Show all lines from the listing below that contain "kerültek".

═══

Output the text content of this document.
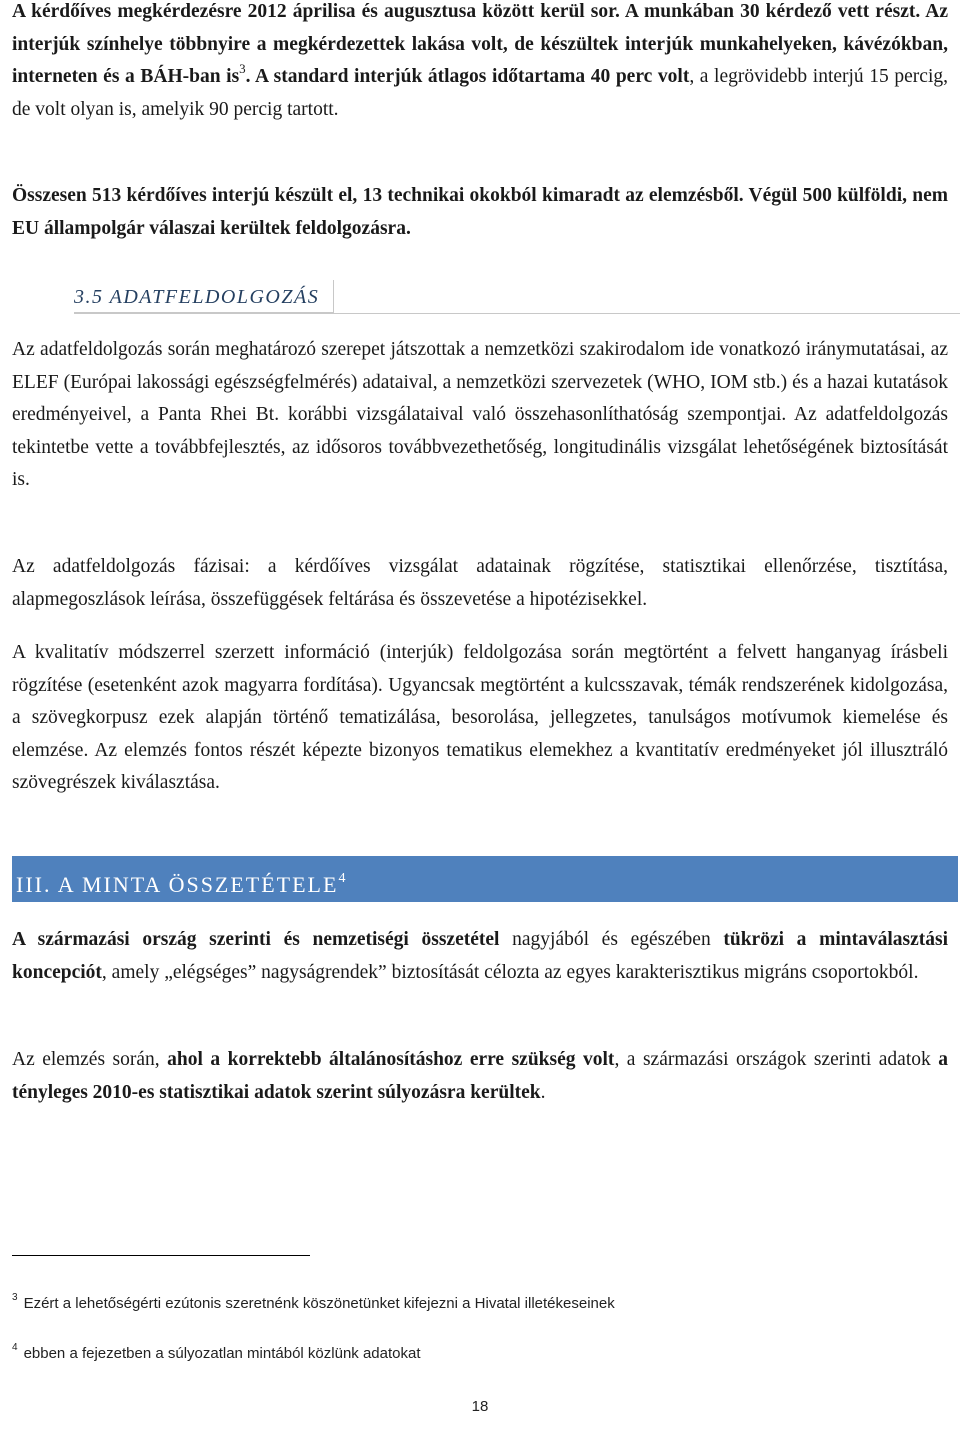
A kérdőíves megkérdezésre 2012 áprilisa és augusztusa között kerül sor. A munkában 30 kérdező vett részt. Az interjúk színhelye többnyire a megkérdezettek lakása volt, de készültek interjúk munkahelyeken, kávézókban, interneten és a BÁH-ban is$^3$. A standard interjúk átlagos időtartama 40 perc volt, a legrövidebb interjú 15 percig, de volt olyan is, amelyik 90 percig tartott.

Összesen 513 kérdőíves interjú készült el, 13 technikai okokból kimaradt az elemzésből. Végül 500 külföldi, nem EU állampolgár válaszai kerültek feldolgozásra.

3.5 ADATFELDOLGOZÁS

Az adatfeldolgozás során meghatározó szerepet játszottak a nemzetközi szakirodalom ide vonatkozó iránymutatásai, az ELEF (Európai lakossági egészségfelmérés) adataival, a nemzetközi szervezetek (WHO, IOM stb.) és a hazai kutatások eredményeivel, a Panta Rhei Bt. korábbi vizsgálataival való összehasonlíthatóság szempontjai. Az adatfeldolgozás tekintetbe vette a továbbfejlesztés, az idősoros továbbvezethetőség, longitudinális vizsgálat lehetőségének biztosítását is.

Az adatfeldolgozás fázisai: a kérdőíves vizsgálat adatainak rögzítése, statisztikai ellenőrzése, tisztítása, alapmegoszlások leírása, összefüggések feltárása és összevetése a hipotézisekkel.

A kvalitatív módszerrel szerzett információ (interjúk) feldolgozása során megtörtént a felvett hanganyag írásbeli rögzítése (esetenként azok magyarra fordítása). Ugyancsak megtörtént a kulcsszavak, témák rendszerének kidolgozása, a szövegkorpusz ezek alapján történő tematizálása, besorolása, jellegzetes, tanulságos motívumok kiemelése és elemzése. Az elemzés fontos részét képezte bizonyos tematikus elemekhez a kvantitatív eredményeket jól illusztráló szövegrészek kiválasztása.

III. A MINTA ÖSSZETÉTELE$^4$

A származási ország szerinti és nemzetiségi összetétel nagyjából és egészében tükrözi a mintaválasztási koncepciót, amely „elégséges” nagyságrendek” biztosítását célozta az egyes karakterisztikus migráns csoportokból.

Az elemzés során, ahol a korrektebb általánosításhoz erre szükség volt, a származási országok szerinti adatok a tényleges 2010-es statisztikai adatok szerint súlyozásra kerültek.

$^3$ Ezért a lehetőségérti ezútonis szeretnénk köszönetünket kifejezni a Hivatal illetékeseinek
$^4$ ebben a fejezetben a súlyozatlan mintából közlünk adatokat
18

═══

EXERCISE RESPONSE =
Összesen 513 kérdőíves interjú készült el, 13 technikai okokból kimaradt az elemzésből. Végül 500 külföldi, nem EU állampolgár válaszai kerültek feldolgozásra.
Az elemzés során, ahol a korrektebb általánosításhoz erre szükség volt, a származási országok szerinti adatok a tényleges 2010-es statisztikai adatok szerint súlyozásra kerültek.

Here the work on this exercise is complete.